▸ Given exercise: Select the lines that contain "screenshot" and copy each of them.

▸ Data for the task:

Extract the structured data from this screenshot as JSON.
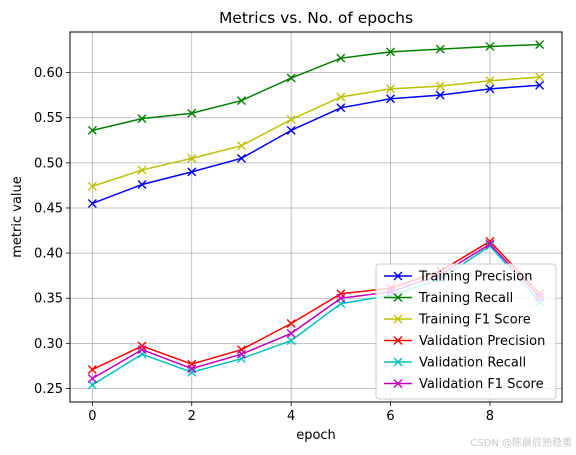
{
  "chart_data": {
    "type": "line",
    "title": "Metrics vs. No. of epochs",
    "xlabel": "epoch",
    "ylabel": "metric value",
    "x": [
      0,
      1,
      2,
      3,
      4,
      5,
      6,
      7,
      8,
      9
    ],
    "xlim": [
      -0.45,
      9.45
    ],
    "ylim": [
      0.235,
      0.645
    ],
    "xticks": [
      0,
      2,
      4,
      6,
      8
    ],
    "yticks": [
      0.25,
      0.3,
      0.35,
      0.4,
      0.45,
      0.5,
      0.55,
      0.6
    ],
    "grid": true,
    "legend_position": "lower-right",
    "marker": "x",
    "series": [
      {
        "name": "Training Precision",
        "color": "#0000ff",
        "values": [
          0.455,
          0.476,
          0.49,
          0.505,
          0.536,
          0.561,
          0.571,
          0.575,
          0.582,
          0.586
        ]
      },
      {
        "name": "Training Recall",
        "color": "#008000",
        "values": [
          0.536,
          0.549,
          0.555,
          0.569,
          0.594,
          0.616,
          0.623,
          0.626,
          0.629,
          0.631
        ]
      },
      {
        "name": "Training F1 Score",
        "color": "#bfbf00",
        "values": [
          0.474,
          0.492,
          0.505,
          0.519,
          0.548,
          0.573,
          0.582,
          0.585,
          0.591,
          0.595
        ]
      },
      {
        "name": "Validation Precision",
        "color": "#ff0000",
        "values": [
          0.271,
          0.297,
          0.277,
          0.293,
          0.322,
          0.355,
          0.361,
          0.38,
          0.413,
          0.355
        ]
      },
      {
        "name": "Validation Recall",
        "color": "#00bfbf",
        "values": [
          0.254,
          0.288,
          0.268,
          0.283,
          0.303,
          0.344,
          0.353,
          0.371,
          0.408,
          0.346
        ]
      },
      {
        "name": "Validation F1 Score",
        "color": "#bf00bf",
        "values": [
          0.261,
          0.293,
          0.272,
          0.288,
          0.311,
          0.35,
          0.357,
          0.376,
          0.41,
          0.351
        ]
      }
    ]
  },
  "watermark": "CSDN @陈晨辰熟稳重"
}
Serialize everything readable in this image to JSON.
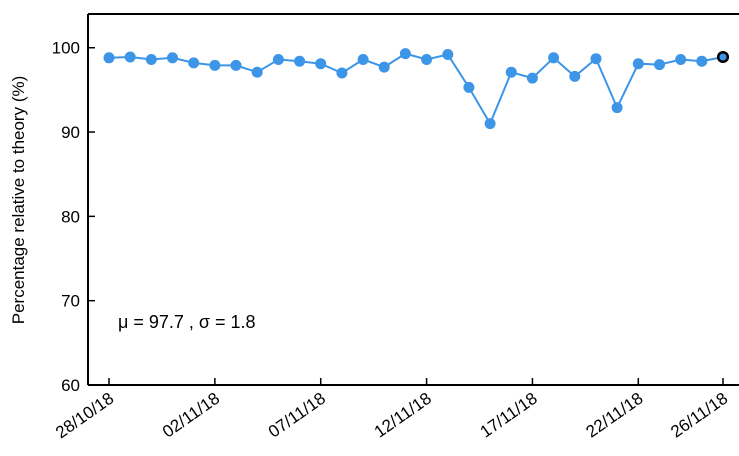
{
  "chart_data": {
    "type": "line",
    "ylabel": "Percentage relative to theory (%)",
    "xlabel": "",
    "ylim": [
      60,
      104
    ],
    "yticks": [
      60,
      70,
      80,
      90,
      100
    ],
    "xtick_labels": [
      "28/10/18",
      "02/11/18",
      "07/11/18",
      "12/11/18",
      "17/11/18",
      "22/11/18",
      "26/11/18"
    ],
    "annotation": "μ = 97.7 , σ = 1.8",
    "color": "#3d95e8",
    "highlight_color": "#000000",
    "series": [
      {
        "dates": [
          "28/10/18",
          "29/10/18",
          "30/10/18",
          "31/10/18",
          "01/11/18",
          "02/11/18",
          "03/11/18",
          "04/11/18",
          "05/11/18",
          "06/11/18",
          "07/11/18",
          "08/11/18",
          "09/11/18",
          "10/11/18",
          "11/11/18",
          "12/11/18",
          "13/11/18",
          "14/11/18",
          "15/11/18",
          "16/11/18",
          "17/11/18",
          "18/11/18",
          "19/11/18",
          "20/11/18",
          "21/11/18",
          "22/11/18",
          "23/11/18",
          "24/11/18",
          "25/11/18",
          "26/11/18"
        ],
        "values": [
          98.8,
          98.9,
          98.6,
          98.8,
          98.2,
          97.9,
          97.9,
          97.1,
          98.6,
          98.4,
          98.1,
          97.0,
          98.6,
          97.7,
          99.3,
          98.6,
          99.2,
          95.3,
          91.0,
          97.1,
          96.4,
          98.8,
          96.6,
          98.7,
          92.9,
          98.1,
          98.0,
          98.6,
          98.4,
          98.9
        ]
      }
    ]
  }
}
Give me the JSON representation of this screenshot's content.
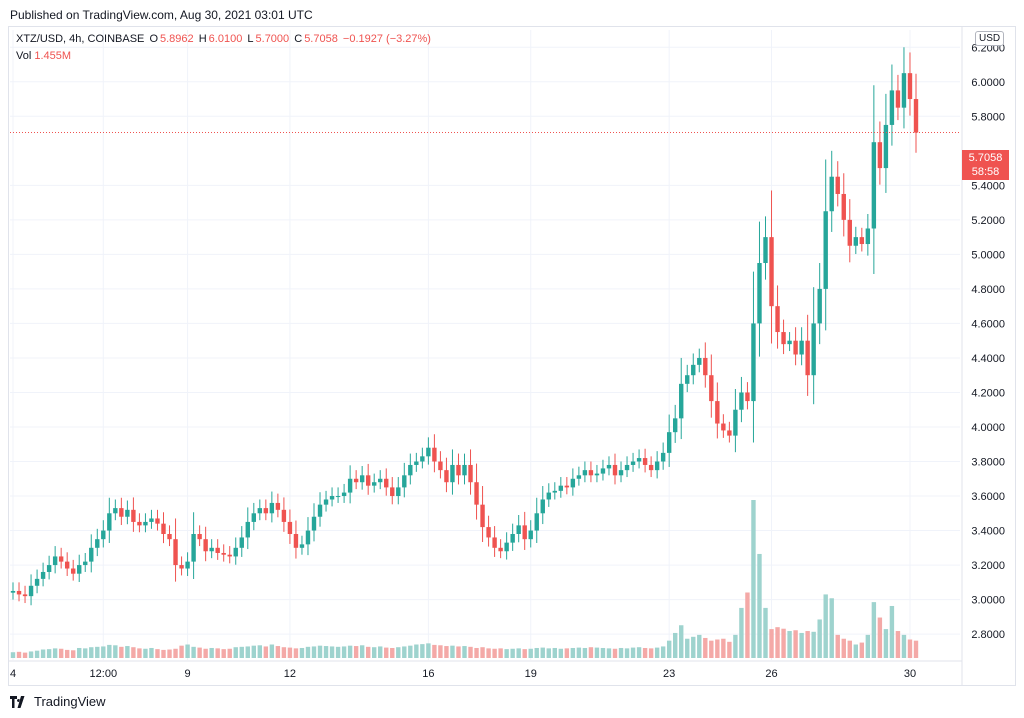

▸ The result:
Extract the structured data from this screenshot as JSON.
Give me the JSON representation of this screenshot's content.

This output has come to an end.